§ **Goal of the exercise**
Each line that includes the string "azores" counts once; give the total and nothing else.

§ **Extracted data**

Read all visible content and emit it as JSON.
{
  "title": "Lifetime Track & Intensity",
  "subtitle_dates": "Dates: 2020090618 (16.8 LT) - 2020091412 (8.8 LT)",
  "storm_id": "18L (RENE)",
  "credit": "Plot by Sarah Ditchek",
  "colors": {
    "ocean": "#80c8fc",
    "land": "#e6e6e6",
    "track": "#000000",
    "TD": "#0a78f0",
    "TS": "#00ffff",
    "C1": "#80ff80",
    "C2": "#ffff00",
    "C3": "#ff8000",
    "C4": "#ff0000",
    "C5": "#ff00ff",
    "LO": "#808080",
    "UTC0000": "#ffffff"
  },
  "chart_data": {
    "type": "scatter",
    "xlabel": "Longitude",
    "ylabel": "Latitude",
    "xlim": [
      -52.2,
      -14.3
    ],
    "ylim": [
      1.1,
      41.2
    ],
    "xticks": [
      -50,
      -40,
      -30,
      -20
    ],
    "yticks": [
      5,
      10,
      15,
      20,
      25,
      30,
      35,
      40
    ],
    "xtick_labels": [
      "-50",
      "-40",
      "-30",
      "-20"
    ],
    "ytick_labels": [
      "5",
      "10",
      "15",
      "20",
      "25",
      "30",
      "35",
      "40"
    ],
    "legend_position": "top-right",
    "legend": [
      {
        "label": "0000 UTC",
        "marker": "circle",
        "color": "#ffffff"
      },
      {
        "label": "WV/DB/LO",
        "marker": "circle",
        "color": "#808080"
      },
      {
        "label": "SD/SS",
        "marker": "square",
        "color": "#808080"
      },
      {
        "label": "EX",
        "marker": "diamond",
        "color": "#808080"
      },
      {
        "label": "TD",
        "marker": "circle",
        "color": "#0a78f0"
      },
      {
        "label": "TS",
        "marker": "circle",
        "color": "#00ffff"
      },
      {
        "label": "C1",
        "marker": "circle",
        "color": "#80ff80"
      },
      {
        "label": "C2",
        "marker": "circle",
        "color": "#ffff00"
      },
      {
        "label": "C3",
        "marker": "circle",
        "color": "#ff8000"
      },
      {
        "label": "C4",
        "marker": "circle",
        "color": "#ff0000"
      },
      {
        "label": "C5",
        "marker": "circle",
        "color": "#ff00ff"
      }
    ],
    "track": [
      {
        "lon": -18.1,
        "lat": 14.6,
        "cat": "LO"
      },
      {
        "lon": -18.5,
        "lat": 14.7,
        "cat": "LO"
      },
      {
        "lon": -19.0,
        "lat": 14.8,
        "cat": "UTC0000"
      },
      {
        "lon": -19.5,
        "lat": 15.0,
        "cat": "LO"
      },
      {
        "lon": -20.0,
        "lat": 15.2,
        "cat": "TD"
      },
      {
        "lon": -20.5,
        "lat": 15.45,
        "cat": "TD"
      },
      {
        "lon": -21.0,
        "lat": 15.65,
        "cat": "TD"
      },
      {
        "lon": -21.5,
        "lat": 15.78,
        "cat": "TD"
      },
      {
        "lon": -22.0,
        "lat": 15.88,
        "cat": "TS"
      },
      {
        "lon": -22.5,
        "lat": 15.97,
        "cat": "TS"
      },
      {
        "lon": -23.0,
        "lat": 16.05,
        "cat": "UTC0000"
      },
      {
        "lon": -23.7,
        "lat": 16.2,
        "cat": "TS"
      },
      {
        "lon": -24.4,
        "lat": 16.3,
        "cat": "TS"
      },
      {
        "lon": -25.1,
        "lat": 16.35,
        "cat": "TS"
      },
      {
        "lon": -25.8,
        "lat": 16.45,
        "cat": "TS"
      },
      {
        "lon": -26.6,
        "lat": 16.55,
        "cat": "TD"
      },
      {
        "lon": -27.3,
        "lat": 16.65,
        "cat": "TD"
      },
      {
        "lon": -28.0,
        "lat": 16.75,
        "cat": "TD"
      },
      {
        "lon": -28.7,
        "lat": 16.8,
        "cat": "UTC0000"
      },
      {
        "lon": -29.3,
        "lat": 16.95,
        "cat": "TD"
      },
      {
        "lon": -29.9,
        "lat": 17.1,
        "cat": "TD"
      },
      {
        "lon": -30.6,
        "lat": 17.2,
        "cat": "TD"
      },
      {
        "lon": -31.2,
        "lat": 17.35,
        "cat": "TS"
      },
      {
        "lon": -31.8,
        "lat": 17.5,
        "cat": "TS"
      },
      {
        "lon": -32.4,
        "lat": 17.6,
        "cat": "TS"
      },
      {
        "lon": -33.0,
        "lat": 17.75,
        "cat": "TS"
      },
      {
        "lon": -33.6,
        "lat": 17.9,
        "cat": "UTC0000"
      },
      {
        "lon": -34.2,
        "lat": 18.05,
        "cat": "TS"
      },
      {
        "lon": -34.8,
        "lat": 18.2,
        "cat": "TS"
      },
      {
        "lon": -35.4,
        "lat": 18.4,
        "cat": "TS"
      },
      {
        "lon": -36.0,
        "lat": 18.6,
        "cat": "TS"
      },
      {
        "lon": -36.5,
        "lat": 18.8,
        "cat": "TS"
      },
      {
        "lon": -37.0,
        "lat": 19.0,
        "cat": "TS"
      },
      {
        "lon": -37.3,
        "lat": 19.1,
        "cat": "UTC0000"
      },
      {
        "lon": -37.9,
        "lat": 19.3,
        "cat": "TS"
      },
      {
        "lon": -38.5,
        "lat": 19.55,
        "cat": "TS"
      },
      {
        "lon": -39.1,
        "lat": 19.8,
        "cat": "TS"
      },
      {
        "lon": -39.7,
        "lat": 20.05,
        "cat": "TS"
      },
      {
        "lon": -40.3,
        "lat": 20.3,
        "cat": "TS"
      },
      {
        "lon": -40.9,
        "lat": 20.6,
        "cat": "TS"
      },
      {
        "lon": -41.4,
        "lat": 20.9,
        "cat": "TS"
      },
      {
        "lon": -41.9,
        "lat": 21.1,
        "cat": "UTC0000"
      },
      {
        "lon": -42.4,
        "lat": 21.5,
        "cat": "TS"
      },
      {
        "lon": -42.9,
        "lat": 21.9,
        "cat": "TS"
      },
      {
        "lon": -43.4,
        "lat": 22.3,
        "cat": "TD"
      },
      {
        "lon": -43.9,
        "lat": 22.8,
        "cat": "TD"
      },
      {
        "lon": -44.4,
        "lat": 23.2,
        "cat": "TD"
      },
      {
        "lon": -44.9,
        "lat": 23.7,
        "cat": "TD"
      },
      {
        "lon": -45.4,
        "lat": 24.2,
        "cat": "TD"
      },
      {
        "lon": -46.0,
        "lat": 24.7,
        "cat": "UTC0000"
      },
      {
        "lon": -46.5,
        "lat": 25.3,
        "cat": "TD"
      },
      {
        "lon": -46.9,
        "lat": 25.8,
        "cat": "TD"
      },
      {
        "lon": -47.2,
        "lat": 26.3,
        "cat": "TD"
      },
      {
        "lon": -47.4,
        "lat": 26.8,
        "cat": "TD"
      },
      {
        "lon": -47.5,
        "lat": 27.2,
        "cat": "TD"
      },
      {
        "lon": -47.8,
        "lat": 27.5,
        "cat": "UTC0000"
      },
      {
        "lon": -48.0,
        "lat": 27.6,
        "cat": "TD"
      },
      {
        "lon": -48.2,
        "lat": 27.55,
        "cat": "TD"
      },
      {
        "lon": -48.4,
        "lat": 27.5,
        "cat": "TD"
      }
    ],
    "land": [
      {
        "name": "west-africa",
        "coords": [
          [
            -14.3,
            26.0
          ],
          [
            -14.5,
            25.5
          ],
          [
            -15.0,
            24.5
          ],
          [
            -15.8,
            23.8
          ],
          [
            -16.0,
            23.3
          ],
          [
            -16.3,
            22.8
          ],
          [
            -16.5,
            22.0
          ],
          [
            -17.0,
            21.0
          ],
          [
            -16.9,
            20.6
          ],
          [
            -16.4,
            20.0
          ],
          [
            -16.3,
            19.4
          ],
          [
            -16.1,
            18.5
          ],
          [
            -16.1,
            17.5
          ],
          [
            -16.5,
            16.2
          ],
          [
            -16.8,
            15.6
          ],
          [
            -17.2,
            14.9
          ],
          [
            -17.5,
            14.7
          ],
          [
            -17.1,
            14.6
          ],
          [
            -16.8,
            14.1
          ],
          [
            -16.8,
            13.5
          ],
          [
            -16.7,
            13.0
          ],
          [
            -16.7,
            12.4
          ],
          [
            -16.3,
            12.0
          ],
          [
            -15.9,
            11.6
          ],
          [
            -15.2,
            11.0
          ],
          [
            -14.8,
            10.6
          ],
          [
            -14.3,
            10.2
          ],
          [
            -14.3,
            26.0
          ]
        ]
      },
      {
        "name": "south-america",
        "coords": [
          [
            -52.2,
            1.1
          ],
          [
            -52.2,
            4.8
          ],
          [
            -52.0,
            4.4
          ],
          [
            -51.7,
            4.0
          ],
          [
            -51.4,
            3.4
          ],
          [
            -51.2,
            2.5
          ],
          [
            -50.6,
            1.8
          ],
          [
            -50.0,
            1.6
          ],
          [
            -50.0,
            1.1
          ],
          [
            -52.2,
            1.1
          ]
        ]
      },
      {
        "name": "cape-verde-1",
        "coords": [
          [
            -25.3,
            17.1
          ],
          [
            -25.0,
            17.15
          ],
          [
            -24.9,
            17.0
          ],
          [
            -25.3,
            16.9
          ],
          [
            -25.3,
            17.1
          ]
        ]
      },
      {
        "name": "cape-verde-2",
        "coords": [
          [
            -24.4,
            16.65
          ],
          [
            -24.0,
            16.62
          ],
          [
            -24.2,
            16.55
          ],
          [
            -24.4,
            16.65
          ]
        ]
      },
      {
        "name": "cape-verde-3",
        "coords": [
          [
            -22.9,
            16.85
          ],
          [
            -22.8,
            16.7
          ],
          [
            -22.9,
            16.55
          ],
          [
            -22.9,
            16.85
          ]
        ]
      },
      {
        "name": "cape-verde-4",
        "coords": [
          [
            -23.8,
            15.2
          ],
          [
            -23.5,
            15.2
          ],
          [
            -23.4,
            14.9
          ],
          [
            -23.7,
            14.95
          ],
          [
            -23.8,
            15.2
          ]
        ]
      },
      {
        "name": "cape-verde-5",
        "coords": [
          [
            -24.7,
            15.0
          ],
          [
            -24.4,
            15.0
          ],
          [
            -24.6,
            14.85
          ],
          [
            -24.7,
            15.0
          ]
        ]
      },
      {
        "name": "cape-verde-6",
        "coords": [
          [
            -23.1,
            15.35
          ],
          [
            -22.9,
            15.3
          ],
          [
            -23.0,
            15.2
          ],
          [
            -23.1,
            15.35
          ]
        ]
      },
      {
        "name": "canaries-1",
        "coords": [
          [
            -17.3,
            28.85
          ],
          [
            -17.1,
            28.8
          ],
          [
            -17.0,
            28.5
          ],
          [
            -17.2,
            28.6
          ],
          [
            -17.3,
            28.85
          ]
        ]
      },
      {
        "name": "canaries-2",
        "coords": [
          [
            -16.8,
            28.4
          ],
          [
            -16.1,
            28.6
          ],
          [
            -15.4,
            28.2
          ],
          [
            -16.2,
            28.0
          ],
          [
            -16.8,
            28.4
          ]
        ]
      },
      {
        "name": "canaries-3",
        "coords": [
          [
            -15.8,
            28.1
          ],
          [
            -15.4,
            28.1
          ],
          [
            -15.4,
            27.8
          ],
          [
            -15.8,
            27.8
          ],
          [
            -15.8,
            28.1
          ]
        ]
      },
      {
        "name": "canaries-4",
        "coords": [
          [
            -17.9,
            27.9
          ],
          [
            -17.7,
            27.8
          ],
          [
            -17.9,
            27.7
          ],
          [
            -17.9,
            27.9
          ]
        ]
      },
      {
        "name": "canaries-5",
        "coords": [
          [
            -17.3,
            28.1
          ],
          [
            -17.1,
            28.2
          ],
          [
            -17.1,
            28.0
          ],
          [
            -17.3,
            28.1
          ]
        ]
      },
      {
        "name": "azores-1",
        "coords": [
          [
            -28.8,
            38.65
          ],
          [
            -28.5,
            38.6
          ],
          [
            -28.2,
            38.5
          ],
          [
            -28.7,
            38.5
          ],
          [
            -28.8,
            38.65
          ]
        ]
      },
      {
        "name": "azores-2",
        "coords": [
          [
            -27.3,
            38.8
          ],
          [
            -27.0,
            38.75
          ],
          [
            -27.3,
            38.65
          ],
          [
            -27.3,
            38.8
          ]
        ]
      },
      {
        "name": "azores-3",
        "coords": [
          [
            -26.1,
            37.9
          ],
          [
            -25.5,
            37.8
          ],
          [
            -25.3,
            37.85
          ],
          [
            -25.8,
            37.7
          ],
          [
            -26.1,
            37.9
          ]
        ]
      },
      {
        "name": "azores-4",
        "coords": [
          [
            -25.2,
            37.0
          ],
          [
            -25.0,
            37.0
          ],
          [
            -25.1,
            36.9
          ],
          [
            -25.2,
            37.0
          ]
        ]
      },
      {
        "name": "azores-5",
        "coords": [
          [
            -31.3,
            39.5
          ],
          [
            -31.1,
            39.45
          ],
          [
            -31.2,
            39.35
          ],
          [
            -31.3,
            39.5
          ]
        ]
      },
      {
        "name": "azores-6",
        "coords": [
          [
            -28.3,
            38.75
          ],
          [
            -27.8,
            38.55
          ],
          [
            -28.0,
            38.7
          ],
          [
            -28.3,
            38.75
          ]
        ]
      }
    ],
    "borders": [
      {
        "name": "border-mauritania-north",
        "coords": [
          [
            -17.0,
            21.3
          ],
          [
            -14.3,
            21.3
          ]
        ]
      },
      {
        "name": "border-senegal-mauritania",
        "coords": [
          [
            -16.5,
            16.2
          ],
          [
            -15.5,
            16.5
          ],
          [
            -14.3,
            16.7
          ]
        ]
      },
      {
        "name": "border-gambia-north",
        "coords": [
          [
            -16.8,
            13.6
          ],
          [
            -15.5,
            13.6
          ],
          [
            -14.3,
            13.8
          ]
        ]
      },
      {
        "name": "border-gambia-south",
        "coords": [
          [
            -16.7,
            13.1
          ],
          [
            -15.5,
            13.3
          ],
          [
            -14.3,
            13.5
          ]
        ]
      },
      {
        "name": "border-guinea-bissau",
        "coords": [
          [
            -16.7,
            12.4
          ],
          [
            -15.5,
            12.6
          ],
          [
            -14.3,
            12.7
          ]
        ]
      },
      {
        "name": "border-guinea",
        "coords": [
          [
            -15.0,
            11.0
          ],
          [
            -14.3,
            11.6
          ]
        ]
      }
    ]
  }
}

§ **Problem solution**
6